§ What to produce: Set the following entries down again exactly, line by line.

§ Provided records:
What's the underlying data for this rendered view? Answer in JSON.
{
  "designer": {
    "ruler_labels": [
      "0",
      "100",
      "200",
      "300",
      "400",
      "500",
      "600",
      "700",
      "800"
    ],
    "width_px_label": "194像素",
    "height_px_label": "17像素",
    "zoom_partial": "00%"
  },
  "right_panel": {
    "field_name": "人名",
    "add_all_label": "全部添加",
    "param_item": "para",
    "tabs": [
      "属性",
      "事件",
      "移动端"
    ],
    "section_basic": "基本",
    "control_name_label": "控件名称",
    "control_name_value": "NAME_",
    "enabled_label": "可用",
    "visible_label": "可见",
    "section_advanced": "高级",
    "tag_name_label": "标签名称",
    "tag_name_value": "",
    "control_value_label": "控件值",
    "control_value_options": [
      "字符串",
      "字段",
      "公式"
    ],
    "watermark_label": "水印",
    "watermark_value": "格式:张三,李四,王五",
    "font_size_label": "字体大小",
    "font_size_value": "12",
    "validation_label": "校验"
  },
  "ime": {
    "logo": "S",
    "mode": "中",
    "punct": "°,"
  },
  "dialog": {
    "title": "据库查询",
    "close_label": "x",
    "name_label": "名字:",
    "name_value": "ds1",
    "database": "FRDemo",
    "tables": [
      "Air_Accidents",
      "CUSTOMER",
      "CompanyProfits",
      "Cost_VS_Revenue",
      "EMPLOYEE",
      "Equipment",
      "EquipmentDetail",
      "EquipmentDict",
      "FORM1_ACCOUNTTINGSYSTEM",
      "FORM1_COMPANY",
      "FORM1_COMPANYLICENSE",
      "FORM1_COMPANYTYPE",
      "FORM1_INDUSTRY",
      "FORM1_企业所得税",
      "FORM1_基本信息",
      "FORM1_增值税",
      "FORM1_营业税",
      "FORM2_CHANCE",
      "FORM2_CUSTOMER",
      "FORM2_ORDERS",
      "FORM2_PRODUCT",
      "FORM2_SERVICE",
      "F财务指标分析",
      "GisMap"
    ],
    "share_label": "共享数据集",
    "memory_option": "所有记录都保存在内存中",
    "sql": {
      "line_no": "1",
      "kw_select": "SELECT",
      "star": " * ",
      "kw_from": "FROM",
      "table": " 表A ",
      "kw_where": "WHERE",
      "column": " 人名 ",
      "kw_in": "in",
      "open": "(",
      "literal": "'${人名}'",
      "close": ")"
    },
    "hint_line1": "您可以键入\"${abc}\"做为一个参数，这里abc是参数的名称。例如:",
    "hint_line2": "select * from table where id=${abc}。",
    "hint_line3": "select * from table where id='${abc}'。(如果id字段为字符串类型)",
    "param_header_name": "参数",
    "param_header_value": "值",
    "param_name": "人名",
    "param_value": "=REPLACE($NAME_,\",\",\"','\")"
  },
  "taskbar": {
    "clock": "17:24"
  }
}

§ The response:
What's the underlying data for this rendered view? Answer in JSON.
{
  "designer": {
    "ruler_labels": [
      "0",
      "100",
      "200",
      "300",
      "400",
      "500",
      "600",
      "700",
      "800"
    ],
    "width_px_label": "194像素",
    "height_px_label": "17像素",
    "zoom_partial": "00%"
  },
  "right_panel": {
    "field_name": "人名",
    "add_all_label": "全部添加",
    "param_item": "para",
    "tabs": [
      "属性",
      "事件",
      "移动端"
    ],
    "section_basic": "基本",
    "control_name_label": "控件名称",
    "control_name_value": "NAME_",
    "enabled_label": "可用",
    "visible_label": "可见",
    "section_advanced": "高级",
    "tag_name_label": "标签名称",
    "tag_name_value": "",
    "control_value_label": "控件值",
    "control_value_options": [
      "字符串",
      "字段",
      "公式"
    ],
    "watermark_label": "水印",
    "watermark_value": "格式:张三,李四,王五",
    "font_size_label": "字体大小",
    "font_size_value": "12",
    "validation_label": "校验"
  },
  "ime": {
    "logo": "S",
    "mode": "中",
    "punct": "°,"
  },
  "dialog": {
    "title": "据库查询",
    "close_label": "x",
    "name_label": "名字:",
    "name_value": "ds1",
    "database": "FRDemo",
    "tables": [
      "Air_Accidents",
      "CUSTOMER",
      "CompanyProfits",
      "Cost_VS_Revenue",
      "EMPLOYEE",
      "Equipment",
      "EquipmentDetail",
      "EquipmentDict",
      "FORM1_ACCOUNTTINGSYSTEM",
      "FORM1_COMPANY",
      "FORM1_COMPANYLICENSE",
      "FORM1_COMPANYTYPE",
      "FORM1_INDUSTRY",
      "FORM1_企业所得税",
      "FORM1_基本信息",
      "FORM1_增值税",
      "FORM1_营业税",
      "FORM2_CHANCE",
      "FORM2_CUSTOMER",
      "FORM2_ORDERS",
      "FORM2_PRODUCT",
      "FORM2_SERVICE",
      "F财务指标分析",
      "GisMap"
    ],
    "share_label": "共享数据集",
    "memory_option": "所有记录都保存在内存中",
    "sql": {
      "line_no": "1",
      "kw_select": "SELECT",
      "star": " * ",
      "kw_from": "FROM",
      "table": " 表A ",
      "kw_where": "WHERE",
      "column": " 人名 ",
      "kw_in": "in",
      "open": "(",
      "literal": "'${人名}'",
      "close": ")"
    },
    "hint_line1": "您可以键入\"${abc}\"做为一个参数，这里abc是参数的名称。例如:",
    "hint_line2": "select * from table where id=${abc}。",
    "hint_line3": "select * from table where id='${abc}'。(如果id字段为字符串类型)",
    "param_header_name": "参数",
    "param_header_value": "值",
    "param_name": "人名",
    "param_value": "=REPLACE($NAME_,\",\",\"','\")"
  },
  "taskbar": {
    "clock": "17:24"
  }
}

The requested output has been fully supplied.